Task prompt: In how many lines does the string "otros" appear? Answer with the number only.
[Start of Data supplied]
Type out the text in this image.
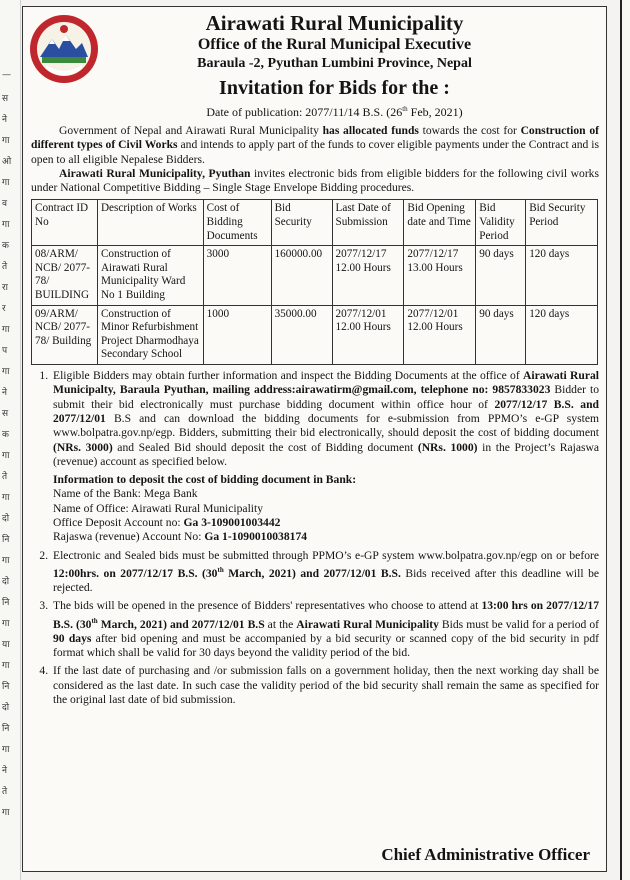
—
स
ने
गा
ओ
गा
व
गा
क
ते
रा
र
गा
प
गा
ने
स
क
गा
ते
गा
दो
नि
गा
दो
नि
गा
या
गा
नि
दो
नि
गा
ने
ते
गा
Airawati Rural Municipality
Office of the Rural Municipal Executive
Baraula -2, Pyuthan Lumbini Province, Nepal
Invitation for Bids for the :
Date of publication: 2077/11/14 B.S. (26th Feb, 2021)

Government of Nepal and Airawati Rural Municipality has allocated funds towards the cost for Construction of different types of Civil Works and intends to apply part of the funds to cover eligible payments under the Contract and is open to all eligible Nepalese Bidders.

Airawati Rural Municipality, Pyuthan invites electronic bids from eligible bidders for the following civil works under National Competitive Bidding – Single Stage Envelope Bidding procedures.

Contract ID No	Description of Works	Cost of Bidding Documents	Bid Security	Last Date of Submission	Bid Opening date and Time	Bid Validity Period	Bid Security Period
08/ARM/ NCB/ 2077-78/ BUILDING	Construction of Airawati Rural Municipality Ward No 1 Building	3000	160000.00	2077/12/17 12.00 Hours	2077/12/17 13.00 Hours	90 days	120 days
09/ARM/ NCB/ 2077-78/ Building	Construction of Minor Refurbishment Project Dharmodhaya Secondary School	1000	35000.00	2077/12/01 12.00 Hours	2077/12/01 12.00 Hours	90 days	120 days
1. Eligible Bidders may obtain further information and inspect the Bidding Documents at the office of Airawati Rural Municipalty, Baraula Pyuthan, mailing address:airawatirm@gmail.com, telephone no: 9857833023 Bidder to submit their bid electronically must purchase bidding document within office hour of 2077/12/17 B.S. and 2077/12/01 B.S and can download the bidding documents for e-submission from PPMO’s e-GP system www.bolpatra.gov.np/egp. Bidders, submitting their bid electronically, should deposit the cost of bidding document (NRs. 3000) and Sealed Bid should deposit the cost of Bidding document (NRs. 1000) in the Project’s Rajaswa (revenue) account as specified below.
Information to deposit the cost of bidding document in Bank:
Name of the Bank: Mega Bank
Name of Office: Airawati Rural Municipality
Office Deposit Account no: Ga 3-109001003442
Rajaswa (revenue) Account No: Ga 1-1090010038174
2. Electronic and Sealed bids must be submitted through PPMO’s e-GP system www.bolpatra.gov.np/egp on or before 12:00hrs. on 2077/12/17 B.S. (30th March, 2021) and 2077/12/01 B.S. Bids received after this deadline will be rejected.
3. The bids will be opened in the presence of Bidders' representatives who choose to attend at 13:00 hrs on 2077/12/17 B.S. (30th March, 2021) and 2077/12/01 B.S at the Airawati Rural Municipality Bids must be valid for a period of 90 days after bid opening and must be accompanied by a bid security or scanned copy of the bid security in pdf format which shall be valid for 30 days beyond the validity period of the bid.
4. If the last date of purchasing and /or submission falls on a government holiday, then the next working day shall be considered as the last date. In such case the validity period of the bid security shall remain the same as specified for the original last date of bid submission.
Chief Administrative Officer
[End of Data supplied]
[Start of Data supplied]
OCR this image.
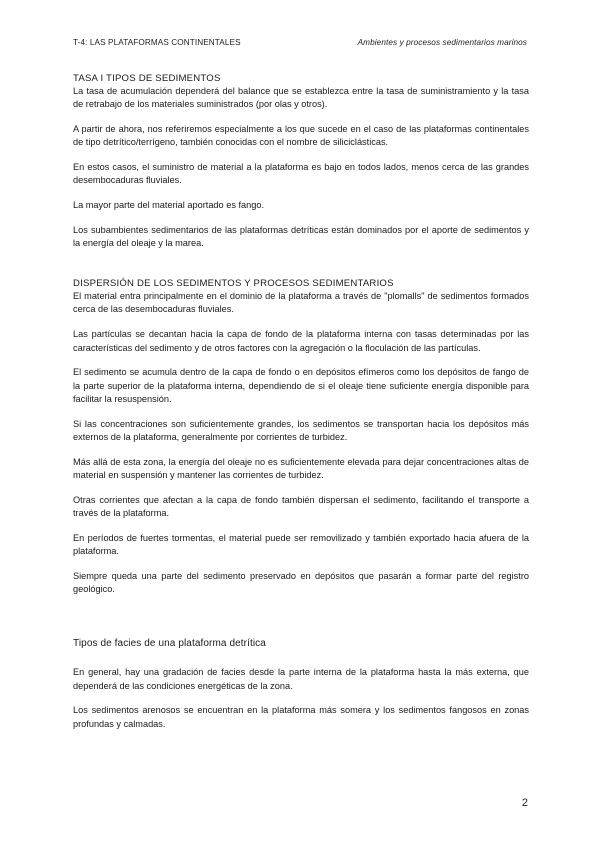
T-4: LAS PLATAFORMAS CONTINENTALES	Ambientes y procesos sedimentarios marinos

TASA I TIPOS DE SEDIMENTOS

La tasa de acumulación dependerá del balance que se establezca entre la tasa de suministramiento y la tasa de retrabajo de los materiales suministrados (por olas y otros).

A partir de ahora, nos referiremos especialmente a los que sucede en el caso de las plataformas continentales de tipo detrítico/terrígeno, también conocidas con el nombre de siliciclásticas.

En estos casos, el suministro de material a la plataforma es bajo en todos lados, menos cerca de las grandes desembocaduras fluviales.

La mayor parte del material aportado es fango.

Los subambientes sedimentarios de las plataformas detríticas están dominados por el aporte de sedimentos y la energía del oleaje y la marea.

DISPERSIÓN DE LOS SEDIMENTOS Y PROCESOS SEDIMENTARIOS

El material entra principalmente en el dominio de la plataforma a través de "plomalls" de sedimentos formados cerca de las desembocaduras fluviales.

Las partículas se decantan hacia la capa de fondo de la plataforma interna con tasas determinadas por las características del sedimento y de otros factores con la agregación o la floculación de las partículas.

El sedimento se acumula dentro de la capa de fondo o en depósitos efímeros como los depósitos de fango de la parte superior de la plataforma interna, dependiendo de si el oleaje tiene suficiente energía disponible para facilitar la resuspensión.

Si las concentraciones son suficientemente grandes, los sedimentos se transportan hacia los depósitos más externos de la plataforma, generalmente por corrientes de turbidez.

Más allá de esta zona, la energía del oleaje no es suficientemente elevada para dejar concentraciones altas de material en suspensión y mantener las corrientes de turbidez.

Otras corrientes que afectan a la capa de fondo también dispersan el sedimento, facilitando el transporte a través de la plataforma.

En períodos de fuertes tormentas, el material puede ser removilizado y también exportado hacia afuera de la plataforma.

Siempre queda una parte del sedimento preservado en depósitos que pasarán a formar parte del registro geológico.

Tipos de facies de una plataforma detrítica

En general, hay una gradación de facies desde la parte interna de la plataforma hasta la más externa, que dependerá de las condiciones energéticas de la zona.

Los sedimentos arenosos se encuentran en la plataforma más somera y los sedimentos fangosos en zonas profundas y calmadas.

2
[End of Data supplied]
Completed exercise: 2